▶ **INFORMATION SHOWN**:
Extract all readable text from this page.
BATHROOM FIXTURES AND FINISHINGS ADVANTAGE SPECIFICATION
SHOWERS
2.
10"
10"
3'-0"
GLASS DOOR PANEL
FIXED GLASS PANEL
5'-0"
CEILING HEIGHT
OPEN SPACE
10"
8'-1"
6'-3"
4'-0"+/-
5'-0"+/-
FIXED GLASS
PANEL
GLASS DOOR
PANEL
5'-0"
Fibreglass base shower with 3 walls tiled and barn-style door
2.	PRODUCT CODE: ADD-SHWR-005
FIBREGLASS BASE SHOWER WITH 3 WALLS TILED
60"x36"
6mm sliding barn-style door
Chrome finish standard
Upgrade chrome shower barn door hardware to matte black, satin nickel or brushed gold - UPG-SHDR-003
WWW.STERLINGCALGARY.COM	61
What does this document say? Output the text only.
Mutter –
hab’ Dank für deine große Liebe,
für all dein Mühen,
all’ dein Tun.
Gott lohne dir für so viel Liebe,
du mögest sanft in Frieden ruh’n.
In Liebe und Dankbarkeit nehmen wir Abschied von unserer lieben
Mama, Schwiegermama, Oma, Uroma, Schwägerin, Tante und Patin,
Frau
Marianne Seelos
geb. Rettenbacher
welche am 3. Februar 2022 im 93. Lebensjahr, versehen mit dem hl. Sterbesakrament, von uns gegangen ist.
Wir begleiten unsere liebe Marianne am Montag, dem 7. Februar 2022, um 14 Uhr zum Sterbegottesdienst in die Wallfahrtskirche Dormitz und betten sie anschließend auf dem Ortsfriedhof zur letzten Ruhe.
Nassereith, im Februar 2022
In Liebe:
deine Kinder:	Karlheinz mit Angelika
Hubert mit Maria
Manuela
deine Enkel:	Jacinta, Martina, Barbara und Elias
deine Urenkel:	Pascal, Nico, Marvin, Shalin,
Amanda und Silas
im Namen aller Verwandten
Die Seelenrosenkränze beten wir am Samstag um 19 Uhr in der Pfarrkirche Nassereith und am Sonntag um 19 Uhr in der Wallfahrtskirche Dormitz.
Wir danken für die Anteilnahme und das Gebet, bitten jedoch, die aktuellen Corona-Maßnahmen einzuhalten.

▶ **SET TASK**: Return the entries in full, keeping every line exactly as it is.

▶ **SOLUTION**:
Extract all readable text from this page.
BATHROOM FIXTURES AND FINISHINGS ADVANTAGE SPECIFICATION
SHOWERS
2.
10"
10"
3'-0"
GLASS DOOR PANEL
FIXED GLASS PANEL
5'-0"
CEILING HEIGHT
OPEN SPACE
10"
8'-1"
6'-3"
4'-0"+/-
5'-0"+/-
FIXED GLASS
PANEL
GLASS DOOR
PANEL
5'-0"
Fibreglass base shower with 3 walls tiled and barn-style door
2.	PRODUCT CODE: ADD-SHWR-005
FIBREGLASS BASE SHOWER WITH 3 WALLS TILED
60"x36"
6mm sliding barn-style door
Chrome finish standard
Upgrade chrome shower barn door hardware to matte black, satin nickel or brushed gold - UPG-SHDR-003
WWW.STERLINGCALGARY.COM	61
What does this document say? Output the text only.
Mutter –
hab’ Dank für deine große Liebe,
für all dein Mühen,
all’ dein Tun.
Gott lohne dir für so viel Liebe,
du mögest sanft in Frieden ruh’n.
In Liebe und Dankbarkeit nehmen wir Abschied von unserer lieben
Mama, Schwiegermama, Oma, Uroma, Schwägerin, Tante und Patin,
Frau
Marianne Seelos
geb. Rettenbacher
welche am 3. Februar 2022 im 93. Lebensjahr, versehen mit dem hl. Sterbesakrament, von uns gegangen ist.
Wir begleiten unsere liebe Marianne am Montag, dem 7. Februar 2022, um 14 Uhr zum Sterbegottesdienst in die Wallfahrtskirche Dormitz und betten sie anschließend auf dem Ortsfriedhof zur letzten Ruhe.
Nassereith, im Februar 2022
In Liebe:
deine Kinder:	Karlheinz mit Angelika
Hubert mit Maria
Manuela
deine Enkel:	Jacinta, Martina, Barbara und Elias
deine Urenkel:	Pascal, Nico, Marvin, Shalin,
Amanda und Silas
im Namen aller Verwandten
Die Seelenrosenkränze beten wir am Samstag um 19 Uhr in der Pfarrkirche Nassereith und am Sonntag um 19 Uhr in der Wallfahrtskirche Dormitz.
Wir danken für die Anteilnahme und das Gebet, bitten jedoch, die aktuellen Corona-Maßnahmen einzuhalten.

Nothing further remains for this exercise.